Without the pictures, return each record as it appears.

======== Raw data

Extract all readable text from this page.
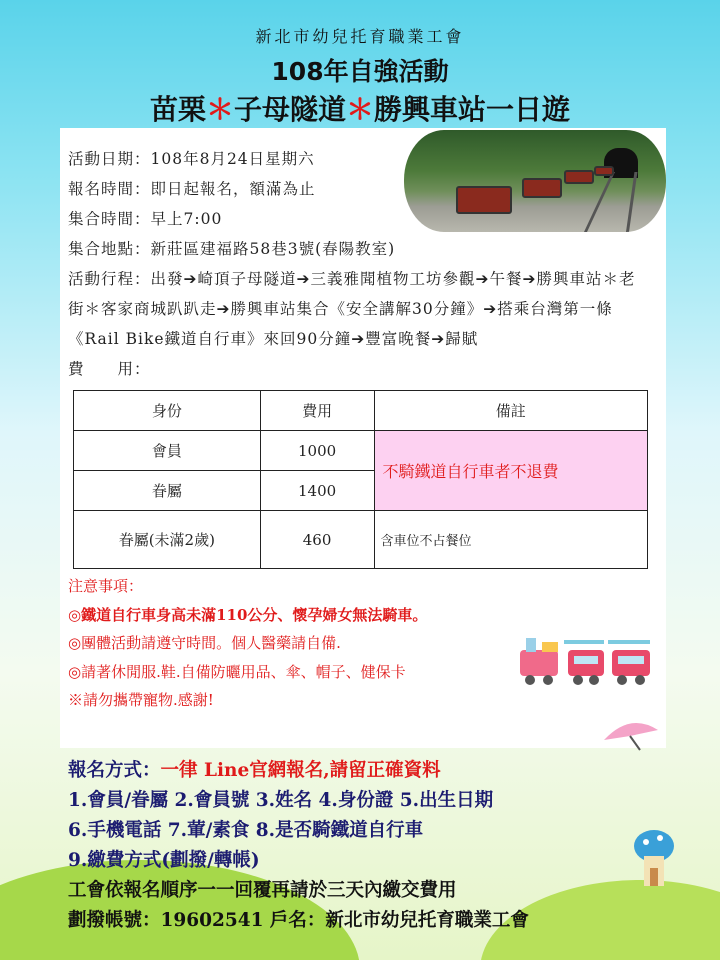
新北市幼兒托育職業工會
108年自強活動
苗栗＊子母隧道＊勝興車站一日遊
活動日期：108年8月24日星期六
報名時間：即日起報名，額滿為止
集合時間：早上7:00
集合地點：新莊區建福路58巷3號(春陽教室)
活動行程：出發➔崎頂子母隧道➔三義雅聞植物工坊參觀➔午餐➔勝興車站＊老街＊客家商城趴趴走➔勝興車站集合《安全講解30分鐘》➔搭乘台灣第一條《Rail Bike鐵道自行車》來回90分鐘➔豐富晚餐➔歸賦
費　　用：
身份	費用	備註
會員	1000	不騎鐵道自行車者不退費
眷屬	1400	
眷屬(未滿2歲)	460	含車位不占餐位
注意事項：
◎鐵道自行車身高未滿110公分、懷孕婦女無法騎車。
◎團體活動請遵守時間。個人醫藥請自備.
◎請著休閒服.鞋.自備防曬用品、傘、帽子、健保卡
※請勿攜帶寵物.感謝!
報名方式：一律 Line官網報名,請留正確資料
1.會員/眷屬 2.會員號 3.姓名 4.身份證 5.出生日期
6.手機電話 7.葷/素食 8.是否騎鐵道自行車
9.繳費方式(劃撥/轉帳)
工會依報名順序一一回覆再請於三天內繳交費用
劃撥帳號：19602541 戶名：新北市幼兒托育職業工會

================

## Solution for this exercise
Extract all readable text from this page.
新北市幼兒托育職業工會
108年自強活動
苗栗＊子母隧道＊勝興車站一日遊
活動日期：108年8月24日星期六
報名時間：即日起報名，額滿為止
集合時間：早上7:00
集合地點：新莊區建福路58巷3號(春陽教室)
活動行程：出發➔崎頂子母隧道➔三義雅聞植物工坊參觀➔午餐➔勝興車站＊老街＊客家商城趴趴走➔勝興車站集合《安全講解30分鐘》➔搭乘台灣第一條《Rail Bike鐵道自行車》來回90分鐘➔豐富晚餐➔歸賦
費　　用：
身份	費用	備註
會員	1000	不騎鐵道自行車者不退費
眷屬	1400	
眷屬(未滿2歲)	460	含車位不占餐位
注意事項：
◎鐵道自行車身高未滿110公分、懷孕婦女無法騎車。
◎團體活動請遵守時間。個人醫藥請自備.
◎請著休閒服.鞋.自備防曬用品、傘、帽子、健保卡
※請勿攜帶寵物.感謝!
報名方式：一律 Line官網報名,請留正確資料
1.會員/眷屬 2.會員號 3.姓名 4.身份證 5.出生日期
6.手機電話 7.葷/素食 8.是否騎鐵道自行車
9.繳費方式(劃撥/轉帳)
工會依報名順序一一回覆再請於三天內繳交費用
劃撥帳號：19602541 戶名：新北市幼兒托育職業工會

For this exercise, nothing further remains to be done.